Written task: Reproduce the material below, switching every "master" to "main" and keeping everything else the same.

[Records excerpted from a collection]
========

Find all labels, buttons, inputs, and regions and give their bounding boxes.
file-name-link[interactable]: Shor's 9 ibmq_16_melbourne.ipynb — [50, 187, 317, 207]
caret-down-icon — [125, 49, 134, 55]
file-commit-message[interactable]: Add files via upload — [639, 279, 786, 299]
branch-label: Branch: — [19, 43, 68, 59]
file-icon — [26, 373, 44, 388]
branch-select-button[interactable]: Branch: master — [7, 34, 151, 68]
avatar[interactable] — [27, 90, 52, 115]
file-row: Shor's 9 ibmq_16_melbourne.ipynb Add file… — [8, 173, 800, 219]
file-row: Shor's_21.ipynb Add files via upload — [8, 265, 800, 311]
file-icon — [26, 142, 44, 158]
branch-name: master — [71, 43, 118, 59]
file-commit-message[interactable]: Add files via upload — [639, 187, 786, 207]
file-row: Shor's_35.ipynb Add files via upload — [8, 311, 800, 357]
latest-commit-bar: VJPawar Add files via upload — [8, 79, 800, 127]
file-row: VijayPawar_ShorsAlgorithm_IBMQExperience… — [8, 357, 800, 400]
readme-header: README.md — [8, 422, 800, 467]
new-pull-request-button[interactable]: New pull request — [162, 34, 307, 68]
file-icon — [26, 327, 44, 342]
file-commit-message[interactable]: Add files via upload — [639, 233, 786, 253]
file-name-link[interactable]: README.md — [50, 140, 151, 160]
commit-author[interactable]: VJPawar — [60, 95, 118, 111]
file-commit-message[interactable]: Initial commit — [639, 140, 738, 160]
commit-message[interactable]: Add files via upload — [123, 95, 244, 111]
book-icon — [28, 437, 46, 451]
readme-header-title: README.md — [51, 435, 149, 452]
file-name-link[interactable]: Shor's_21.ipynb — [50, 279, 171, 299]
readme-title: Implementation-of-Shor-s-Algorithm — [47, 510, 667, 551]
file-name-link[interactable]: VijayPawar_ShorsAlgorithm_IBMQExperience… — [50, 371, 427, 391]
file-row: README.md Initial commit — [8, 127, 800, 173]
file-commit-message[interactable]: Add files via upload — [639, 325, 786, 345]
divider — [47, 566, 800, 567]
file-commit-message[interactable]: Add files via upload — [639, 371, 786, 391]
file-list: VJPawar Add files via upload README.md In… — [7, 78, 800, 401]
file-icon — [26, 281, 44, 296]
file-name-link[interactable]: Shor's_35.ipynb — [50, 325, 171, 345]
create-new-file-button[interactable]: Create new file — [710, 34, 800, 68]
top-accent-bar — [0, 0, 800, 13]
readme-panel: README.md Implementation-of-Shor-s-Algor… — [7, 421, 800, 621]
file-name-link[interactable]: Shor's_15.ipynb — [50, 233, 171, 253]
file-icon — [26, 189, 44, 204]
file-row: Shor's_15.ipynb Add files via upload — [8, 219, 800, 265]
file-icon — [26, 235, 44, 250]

========

Written solution:
Find all labels, buttons, inputs, and regions and give their bounding boxes.
file-name-link[interactable]: Shor's 9 ibmq_16_melbourne.ipynb — [50, 187, 317, 207]
caret-down-icon — [125, 49, 134, 55]
file-commit-message[interactable]: Add files via upload — [639, 279, 786, 299]
branch-label: Branch: — [19, 43, 68, 59]
file-icon — [26, 373, 44, 388]
branch-select-button[interactable]: Branch: main — [7, 34, 151, 68]
avatar[interactable] — [27, 90, 52, 115]
file-row: Shor's 9 ibmq_16_melbourne.ipynb Add file… — [8, 173, 800, 219]
file-row: Shor's_21.ipynb Add files via upload — [8, 265, 800, 311]
file-icon — [26, 142, 44, 158]
branch-name: main — [71, 43, 118, 59]
file-commit-message[interactable]: Add files via upload — [639, 187, 786, 207]
file-row: Shor's_35.ipynb Add files via upload — [8, 311, 800, 357]
latest-commit-bar: VJPawar Add files via upload — [8, 79, 800, 127]
file-row: VijayPawar_ShorsAlgorithm_IBMQExperience… — [8, 357, 800, 400]
readme-header: README.md — [8, 422, 800, 467]
new-pull-request-button[interactable]: New pull request — [162, 34, 307, 68]
file-icon — [26, 327, 44, 342]
file-commit-message[interactable]: Add files via upload — [639, 233, 786, 253]
file-name-link[interactable]: README.md — [50, 140, 151, 160]
commit-author[interactable]: VJPawar — [60, 95, 118, 111]
file-commit-message[interactable]: Initial commit — [639, 140, 738, 160]
commit-message[interactable]: Add files via upload — [123, 95, 244, 111]
book-icon — [28, 437, 46, 451]
readme-header-title: README.md — [51, 435, 149, 452]
file-name-link[interactable]: Shor's_21.ipynb — [50, 279, 171, 299]
readme-title: Implementation-of-Shor-s-Algorithm — [47, 510, 667, 551]
file-name-link[interactable]: VijayPawar_ShorsAlgorithm_IBMQExperience… — [50, 371, 427, 391]
file-row: README.md Initial commit — [8, 127, 800, 173]
file-commit-message[interactable]: Add files via upload — [639, 325, 786, 345]
divider — [47, 566, 800, 567]
file-commit-message[interactable]: Add files via upload — [639, 371, 786, 391]
file-list: VJPawar Add files via upload README.md In… — [7, 78, 800, 401]
file-icon — [26, 281, 44, 296]
file-name-link[interactable]: Shor's_35.ipynb — [50, 325, 171, 345]
create-new-file-button[interactable]: Create new file — [710, 34, 800, 68]
top-accent-bar — [0, 0, 800, 13]
readme-panel: README.md Implementation-of-Shor-s-Algor… — [7, 421, 800, 621]
file-name-link[interactable]: Shor's_15.ipynb — [50, 233, 171, 253]
file-icon — [26, 189, 44, 204]
file-row: Shor's_15.ipynb Add files via upload — [8, 219, 800, 265]
file-icon — [26, 235, 44, 250]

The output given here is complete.